[App and web page records]
>>>

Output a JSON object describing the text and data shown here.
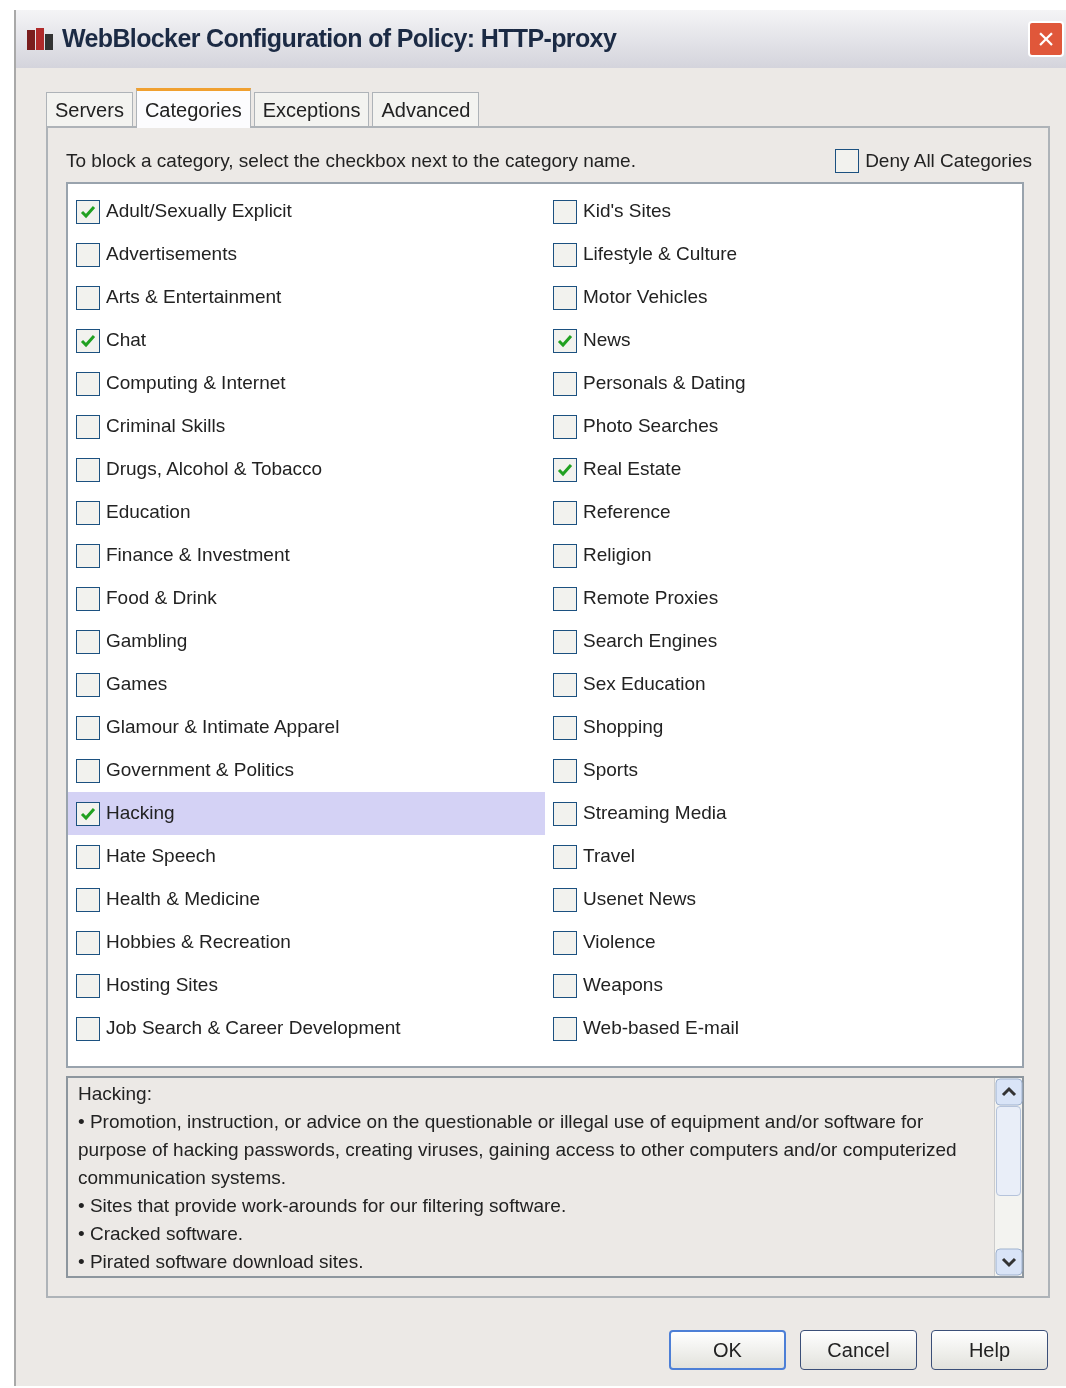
{
  "window": {
    "title": "WebBlocker Configuration of Policy: HTTP-proxy",
    "close": "×"
  },
  "tabs": [
    {
      "label": "Servers",
      "selected": false
    },
    {
      "label": "Categories",
      "selected": true
    },
    {
      "label": "Exceptions",
      "selected": false
    },
    {
      "label": "Advanced",
      "selected": false
    }
  ],
  "instruction": "To block a category, select the checkbox next to the category name.",
  "deny_all": {
    "label": "Deny All Categories",
    "checked": false
  },
  "categories": [
    {
      "label": "Adult/Sexually Explicit",
      "checked": true,
      "selected": false
    },
    {
      "label": "Advertisements",
      "checked": false,
      "selected": false
    },
    {
      "label": "Arts & Entertainment",
      "checked": false,
      "selected": false
    },
    {
      "label": "Chat",
      "checked": true,
      "selected": false
    },
    {
      "label": "Computing & Internet",
      "checked": false,
      "selected": false
    },
    {
      "label": "Criminal Skills",
      "checked": false,
      "selected": false
    },
    {
      "label": "Drugs, Alcohol & Tobacco",
      "checked": false,
      "selected": false
    },
    {
      "label": "Education",
      "checked": false,
      "selected": false
    },
    {
      "label": "Finance & Investment",
      "checked": false,
      "selected": false
    },
    {
      "label": "Food & Drink",
      "checked": false,
      "selected": false
    },
    {
      "label": "Gambling",
      "checked": false,
      "selected": false
    },
    {
      "label": "Games",
      "checked": false,
      "selected": false
    },
    {
      "label": "Glamour & Intimate Apparel",
      "checked": false,
      "selected": false
    },
    {
      "label": "Government & Politics",
      "checked": false,
      "selected": false
    },
    {
      "label": "Hacking",
      "checked": true,
      "selected": true
    },
    {
      "label": "Hate Speech",
      "checked": false,
      "selected": false
    },
    {
      "label": "Health & Medicine",
      "checked": false,
      "selected": false
    },
    {
      "label": "Hobbies & Recreation",
      "checked": false,
      "selected": false
    },
    {
      "label": "Hosting Sites",
      "checked": false,
      "selected": false
    },
    {
      "label": "Job Search & Career Development",
      "checked": false,
      "selected": false
    },
    {
      "label": "Kid's Sites",
      "checked": false,
      "selected": false
    },
    {
      "label": "Lifestyle & Culture",
      "checked": false,
      "selected": false
    },
    {
      "label": "Motor Vehicles",
      "checked": false,
      "selected": false
    },
    {
      "label": "News",
      "checked": true,
      "selected": false
    },
    {
      "label": "Personals & Dating",
      "checked": false,
      "selected": false
    },
    {
      "label": "Photo Searches",
      "checked": false,
      "selected": false
    },
    {
      "label": "Real Estate",
      "checked": true,
      "selected": false
    },
    {
      "label": "Reference",
      "checked": false,
      "selected": false
    },
    {
      "label": "Religion",
      "checked": false,
      "selected": false
    },
    {
      "label": "Remote Proxies",
      "checked": false,
      "selected": false
    },
    {
      "label": "Search Engines",
      "checked": false,
      "selected": false
    },
    {
      "label": "Sex Education",
      "checked": false,
      "selected": false
    },
    {
      "label": "Shopping",
      "checked": false,
      "selected": false
    },
    {
      "label": "Sports",
      "checked": false,
      "selected": false
    },
    {
      "label": "Streaming Media",
      "checked": false,
      "selected": false
    },
    {
      "label": "Travel",
      "checked": false,
      "selected": false
    },
    {
      "label": "Usenet News",
      "checked": false,
      "selected": false
    },
    {
      "label": "Violence",
      "checked": false,
      "selected": false
    },
    {
      "label": "Weapons",
      "checked": false,
      "selected": false
    },
    {
      "label": "Web-based E-mail",
      "checked": false,
      "selected": false
    }
  ],
  "description": {
    "title": "Hacking:",
    "lines": [
      "• Promotion, instruction, or advice on the questionable or illegal use of equipment and/or software for purpose of hacking passwords, creating viruses, gaining access to other computers and/or computerized communication systems.",
      "• Sites that provide work-arounds for our filtering software.",
      "• Cracked software.",
      "• Pirated software download sites."
    ]
  },
  "buttons": [
    "OK",
    "Cancel",
    "Help"
  ]
}
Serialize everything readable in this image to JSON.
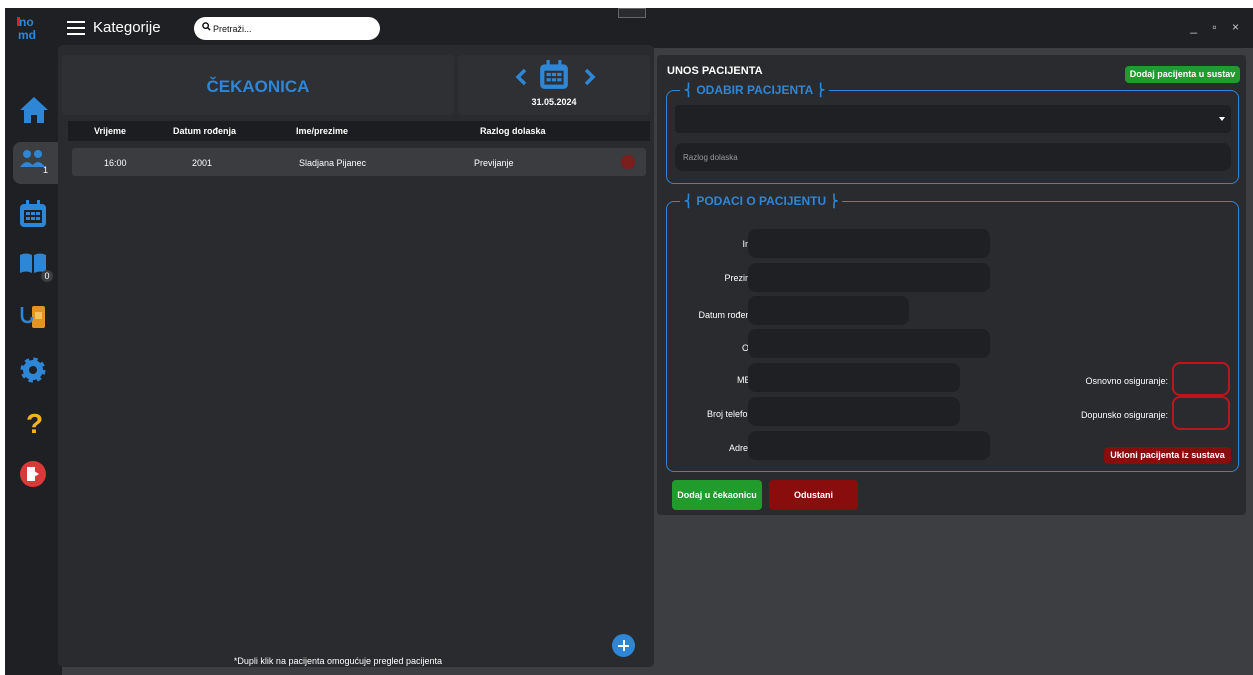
{
  "app": {
    "logo_text": "ino md"
  },
  "titlebar": {
    "menu_label": "Kategorije",
    "search_placeholder": "Pretraži...",
    "window_controls": "_ ▫ ×"
  },
  "sidebar": {
    "items": [
      {
        "icon": "home-icon"
      },
      {
        "icon": "patients-icon",
        "badge": "1"
      },
      {
        "icon": "calendar-icon"
      },
      {
        "icon": "book-icon",
        "badge": "0"
      },
      {
        "icon": "medical-device-icon"
      },
      {
        "icon": "gear-icon"
      },
      {
        "icon": "help-icon"
      },
      {
        "icon": "logout-icon"
      }
    ]
  },
  "waiting_room": {
    "title": "ČEKAONICA",
    "date": "31.05.2024",
    "columns": [
      "Vrijeme",
      "Datum rođenja",
      "Ime/prezime",
      "Razlog dolaska"
    ],
    "rows": [
      {
        "time": "16:00",
        "birth": "2001",
        "name": "Sladjana Pijanec",
        "reason": "Previjanje"
      }
    ],
    "hint": "*Dupli klik na pacijenta omogućuje pregled pacijenta"
  },
  "patient_entry": {
    "title": "UNOS PACIJENTA",
    "add_system_button": "Dodaj pacijenta u sustav",
    "select_section": {
      "legend": "ODABIR PACIJENTA",
      "patient_select_value": "",
      "reason_placeholder": "Razlog dolaska"
    },
    "data_section": {
      "legend": "PODACI O PACIJENTU",
      "labels": {
        "first_name": "Ime:",
        "last_name": "Prezime:",
        "birth_date": "Datum rođenja:",
        "oib": "OIB:",
        "mbo": "MBO:",
        "phone": "Broj telefona:",
        "address": "Adresa:",
        "basic_insurance": "Osnovno osiguranje:",
        "supplementary_insurance": "Dopunsko osiguranje:"
      },
      "remove_button": "Ukloni pacijenta iz sustava"
    },
    "add_waiting_button": "Dodaj u čekaonicu",
    "cancel_button": "Odustani"
  },
  "colors": {
    "accent": "#2e86d6",
    "green": "#219b2c",
    "red": "#8a0d0d",
    "sidebar": "#1f2023"
  }
}
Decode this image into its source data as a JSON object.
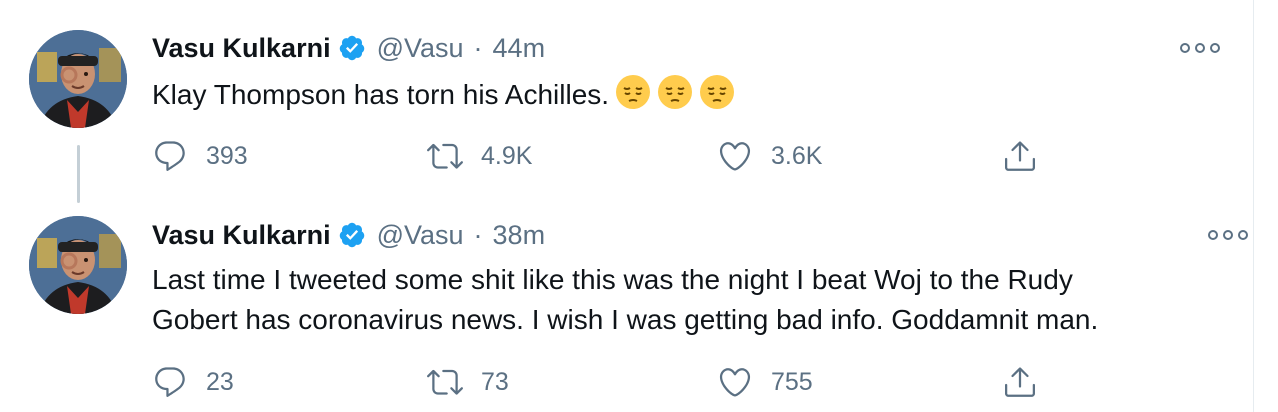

<<<

Work request:
Reply with nothing but the number of lines in the entries that include "image".

Result for this task:
2